Structured figure records:
::::
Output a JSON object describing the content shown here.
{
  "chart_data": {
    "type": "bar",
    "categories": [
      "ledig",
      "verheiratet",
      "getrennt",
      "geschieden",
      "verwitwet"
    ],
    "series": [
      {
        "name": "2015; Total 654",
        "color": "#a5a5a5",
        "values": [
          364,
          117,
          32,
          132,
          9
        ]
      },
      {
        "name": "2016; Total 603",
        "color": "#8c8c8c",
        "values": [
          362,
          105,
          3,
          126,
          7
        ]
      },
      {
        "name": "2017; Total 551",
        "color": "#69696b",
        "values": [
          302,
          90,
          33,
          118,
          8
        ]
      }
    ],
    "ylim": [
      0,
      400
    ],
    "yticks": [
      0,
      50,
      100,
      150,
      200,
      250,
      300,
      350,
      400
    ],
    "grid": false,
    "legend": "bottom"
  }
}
::::
Check every line of the data above for the string "color", and copy those that have it.

**The response:**
        "color": "#a5a5a5",
        "color": "#8c8c8c",
        "color": "#69696b",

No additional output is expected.